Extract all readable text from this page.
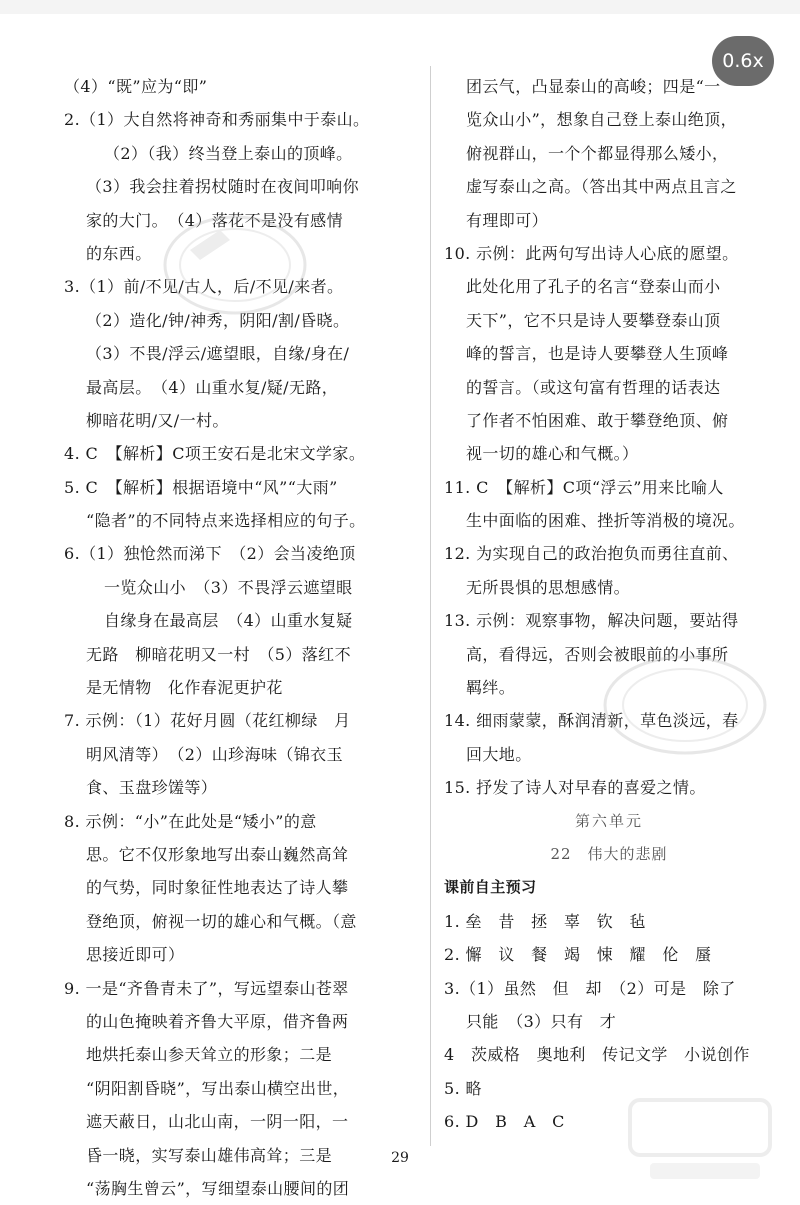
0.6x
（4）“既”应为“即”
2.（1）大自然将神奇和秀丽集中于泰山。
（2）（我）终当登上泰山的顶峰。
（3）我会拄着拐杖随时在夜间叩响你
家的大门。　（4）落花不是没有感情
的东西。
3.（1）前/不见/古人，后/不见/来者。
（2）造化/钟/神秀，阴阳/割/昏晓。
（3）不畏/浮云/遮望眼，自缘/身在/
最高层。　（4）山重水复/疑/无路，
柳暗花明/又/一村。
4. C　【解析】C项王安石是北宋文学家。
5. C　【解析】根据语境中“风”“大雨”
“隐者”的不同特点来选择相应的句子。
6.（1）独怆然而涕下　（2）会当凌绝顶
一览众山小　（3）不畏浮云遮望眼
自缘身在最高层　（4）山重水复疑
无路　柳暗花明又一村　（5）落红不
是无情物　化作春泥更护花
7. 示例：（1）花好月圆（花红柳绿　月
明风清等）　（2）山珍海味（锦衣玉
食、玉盘珍馐等）
8. 示例：“小”在此处是“矮小”的意
思。它不仅形象地写出泰山巍然高耸
的气势，同时象征性地表达了诗人攀
登绝顶，俯视一切的雄心和气概。（意
思接近即可）
9. 一是“齐鲁青未了”，写远望泰山苍翠
的山色掩映着齐鲁大平原，借齐鲁两
地烘托泰山参天耸立的形象；二是
“阴阳割昏晓”，写出泰山横空出世，
遮天蔽日，山北山南，一阴一阳，一
昏一晓，实写泰山雄伟高耸；三是
“荡胸生曾云”，写细望泰山腰间的团
团云气，凸显泰山的高峻；四是“一
览众山小”，想象自己登上泰山绝顶，
俯视群山，一个个都显得那么矮小，
虚写泰山之高。（答出其中两点且言之
有理即可）
10. 示例：此两句写出诗人心底的愿望。
此处化用了孔子的名言“登泰山而小
天下”，它不只是诗人要攀登泰山顶
峰的誓言，也是诗人要攀登人生顶峰
的誓言。（或这句富有哲理的话表达
了作者不怕困难、敢于攀登绝顶、俯
视一切的雄心和气概。）
11. C　【解析】C项“浮云”用来比喻人
生中面临的困难、挫折等消极的境况。
12. 为实现自己的政治抱负而勇往直前、
无所畏惧的思想感情。
13. 示例：观察事物，解决问题，要站得
高，看得远，否则会被眼前的小事所
羁绊。
14. 细雨蒙蒙，酥润清新，草色淡远，春
回大地。
15. 抒发了诗人对早春的喜爱之情。
第六单元
22　伟大的悲剧
课前自主预习
1. 垒　昔　拯　辜　钦　毡
2. 懈　议　餐　竭　悚　耀　伦　蜃
3.（1）虽然　但　却　（2）可是　除了
只能　（3）只有　才
4　茨威格　奥地利　传记文学　小说创作
5. 略
6. D　B　A　C
29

Task -> Could you repeat all of the material exactly? Pictures should not be copied.

The response ->
Extract all readable text from this page.
0.6x
（4）“既”应为“即”
2.（1）大自然将神奇和秀丽集中于泰山。
（2）（我）终当登上泰山的顶峰。
（3）我会拄着拐杖随时在夜间叩响你
家的大门。　（4）落花不是没有感情
的东西。
3.（1）前/不见/古人，后/不见/来者。
（2）造化/钟/神秀，阴阳/割/昏晓。
（3）不畏/浮云/遮望眼，自缘/身在/
最高层。　（4）山重水复/疑/无路，
柳暗花明/又/一村。
4. C　【解析】C项王安石是北宋文学家。
5. C　【解析】根据语境中“风”“大雨”
“隐者”的不同特点来选择相应的句子。
6.（1）独怆然而涕下　（2）会当凌绝顶
一览众山小　（3）不畏浮云遮望眼
自缘身在最高层　（4）山重水复疑
无路　柳暗花明又一村　（5）落红不
是无情物　化作春泥更护花
7. 示例：（1）花好月圆（花红柳绿　月
明风清等）　（2）山珍海味（锦衣玉
食、玉盘珍馐等）
8. 示例：“小”在此处是“矮小”的意
思。它不仅形象地写出泰山巍然高耸
的气势，同时象征性地表达了诗人攀
登绝顶，俯视一切的雄心和气概。（意
思接近即可）
9. 一是“齐鲁青未了”，写远望泰山苍翠
的山色掩映着齐鲁大平原，借齐鲁两
地烘托泰山参天耸立的形象；二是
“阴阳割昏晓”，写出泰山横空出世，
遮天蔽日，山北山南，一阴一阳，一
昏一晓，实写泰山雄伟高耸；三是
“荡胸生曾云”，写细望泰山腰间的团
团云气，凸显泰山的高峻；四是“一
览众山小”，想象自己登上泰山绝顶，
俯视群山，一个个都显得那么矮小，
虚写泰山之高。（答出其中两点且言之
有理即可）
10. 示例：此两句写出诗人心底的愿望。
此处化用了孔子的名言“登泰山而小
天下”，它不只是诗人要攀登泰山顶
峰的誓言，也是诗人要攀登人生顶峰
的誓言。（或这句富有哲理的话表达
了作者不怕困难、敢于攀登绝顶、俯
视一切的雄心和气概。）
11. C　【解析】C项“浮云”用来比喻人
生中面临的困难、挫折等消极的境况。
12. 为实现自己的政治抱负而勇往直前、
无所畏惧的思想感情。
13. 示例：观察事物，解决问题，要站得
高，看得远，否则会被眼前的小事所
羁绊。
14. 细雨蒙蒙，酥润清新，草色淡远，春
回大地。
15. 抒发了诗人对早春的喜爱之情。
第六单元
22　伟大的悲剧
课前自主预习
1. 垒　昔　拯　辜　钦　毡
2. 懈　议　餐　竭　悚　耀　伦　蜃
3.（1）虽然　但　却　（2）可是　除了
只能　（3）只有　才
4　茨威格　奥地利　传记文学　小说创作
5. 略
6. D　B　A　C
29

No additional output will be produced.